Directions:
In your copy, include every line of the listing below exactly but none of the pictures.

Entries provided:
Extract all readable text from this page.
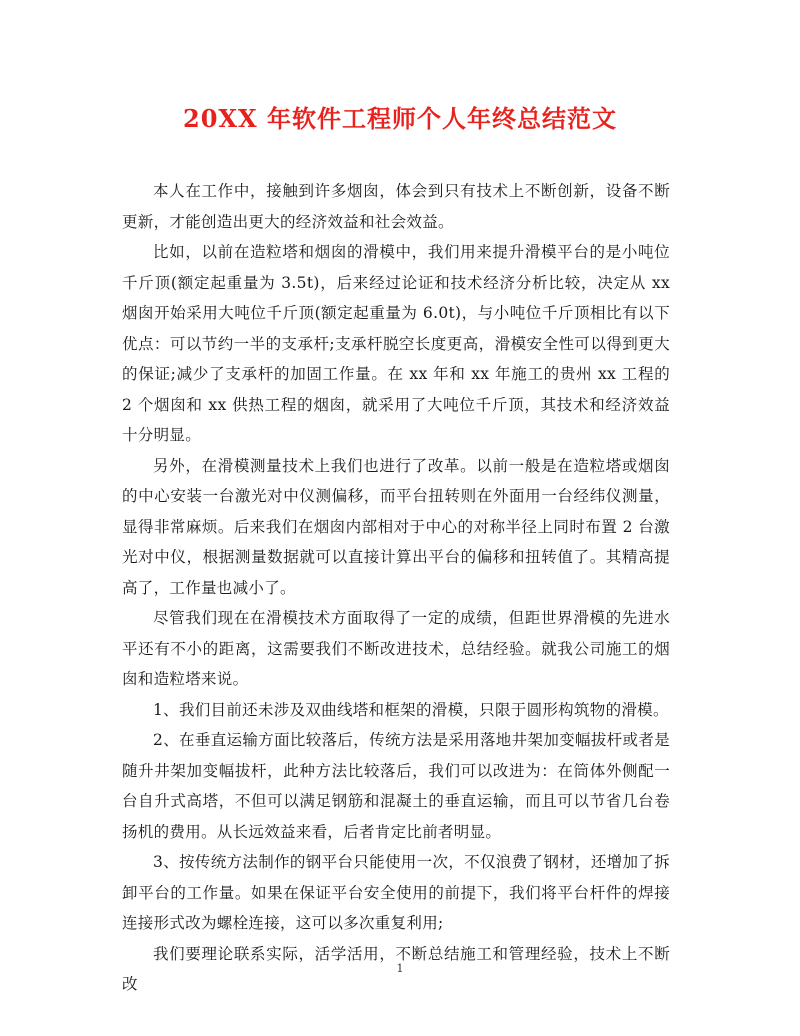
20XX 年软件工程师个人年终总结范文

本人在工作中，接触到许多烟囱，体会到只有技术上不断创新，设备不断更新，才能创造出更大的经济效益和社会效益。

比如，以前在造粒塔和烟囱的滑模中，我们用来提升滑模平台的是小吨位千斤顶(额定起重量为 3.5t)，后来经过论证和技术经济分析比较，决定从 xx 烟囱开始采用大吨位千斤顶(额定起重量为 6.0t)，与小吨位千斤顶相比有以下优点：可以节约一半的支承杆;支承杆脱空长度更高，滑模安全性可以得到更大的保证;减少了支承杆的加固工作量。在 xx 年和 xx 年施工的贵州 xx 工程的 2 个烟囱和 xx 供热工程的烟囱，就采用了大吨位千斤顶，其技术和经济效益十分明显。

另外，在滑模测量技术上我们也进行了改革。以前一般是在造粒塔或烟囱的中心安装一台激光对中仪测偏移，而平台扭转则在外面用一台经纬仪测量，显得非常麻烦。后来我们在烟囱内部相对于中心的对称半径上同时布置 2 台激光对中仪，根据测量数据就可以直接计算出平台的偏移和扭转值了。其精高提高了，工作量也减小了。

尽管我们现在在滑模技术方面取得了一定的成绩，但距世界滑模的先进水平还有不小的距离，这需要我们不断改进技术，总结经验。就我公司施工的烟囱和造粒塔来说。

1、我们目前还未涉及双曲线塔和框架的滑模，只限于圆形构筑物的滑模。

2、在垂直运输方面比较落后，传统方法是采用落地井架加变幅拔杆或者是随升井架加变幅拔杆，此种方法比较落后，我们可以改进为：在筒体外侧配一台自升式高塔，不但可以满足钢筋和混凝土的垂直运输，而且可以节省几台卷扬机的费用。从长远效益来看，后者肯定比前者明显。

3、按传统方法制作的钢平台只能使用一次，不仅浪费了钢材，还增加了拆卸平台的工作量。如果在保证平台安全使用的前提下，我们将平台杆件的焊接连接形式改为螺栓连接，这可以多次重复利用;

我们要理论联系实际，活学活用，不断总结施工和管理经验，技术上不断改

1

Output below:
Extract all readable text from this page.
20XX 年软件工程师个人年终总结范文

本人在工作中，接触到许多烟囱，体会到只有技术上不断创新，设备不断更新，才能创造出更大的经济效益和社会效益。

比如，以前在造粒塔和烟囱的滑模中，我们用来提升滑模平台的是小吨位千斤顶(额定起重量为 3.5t)，后来经过论证和技术经济分析比较，决定从 xx 烟囱开始采用大吨位千斤顶(额定起重量为 6.0t)，与小吨位千斤顶相比有以下优点：可以节约一半的支承杆;支承杆脱空长度更高，滑模安全性可以得到更大的保证;减少了支承杆的加固工作量。在 xx 年和 xx 年施工的贵州 xx 工程的 2 个烟囱和 xx 供热工程的烟囱，就采用了大吨位千斤顶，其技术和经济效益十分明显。

另外，在滑模测量技术上我们也进行了改革。以前一般是在造粒塔或烟囱的中心安装一台激光对中仪测偏移，而平台扭转则在外面用一台经纬仪测量，显得非常麻烦。后来我们在烟囱内部相对于中心的对称半径上同时布置 2 台激光对中仪，根据测量数据就可以直接计算出平台的偏移和扭转值了。其精高提高了，工作量也减小了。

尽管我们现在在滑模技术方面取得了一定的成绩，但距世界滑模的先进水平还有不小的距离，这需要我们不断改进技术，总结经验。就我公司施工的烟囱和造粒塔来说。

1、我们目前还未涉及双曲线塔和框架的滑模，只限于圆形构筑物的滑模。

2、在垂直运输方面比较落后，传统方法是采用落地井架加变幅拔杆或者是随升井架加变幅拔杆，此种方法比较落后，我们可以改进为：在筒体外侧配一台自升式高塔，不但可以满足钢筋和混凝土的垂直运输，而且可以节省几台卷扬机的费用。从长远效益来看，后者肯定比前者明显。

3、按传统方法制作的钢平台只能使用一次，不仅浪费了钢材，还增加了拆卸平台的工作量。如果在保证平台安全使用的前提下，我们将平台杆件的焊接连接形式改为螺栓连接，这可以多次重复利用;

我们要理论联系实际，活学活用，不断总结施工和管理经验，技术上不断改

1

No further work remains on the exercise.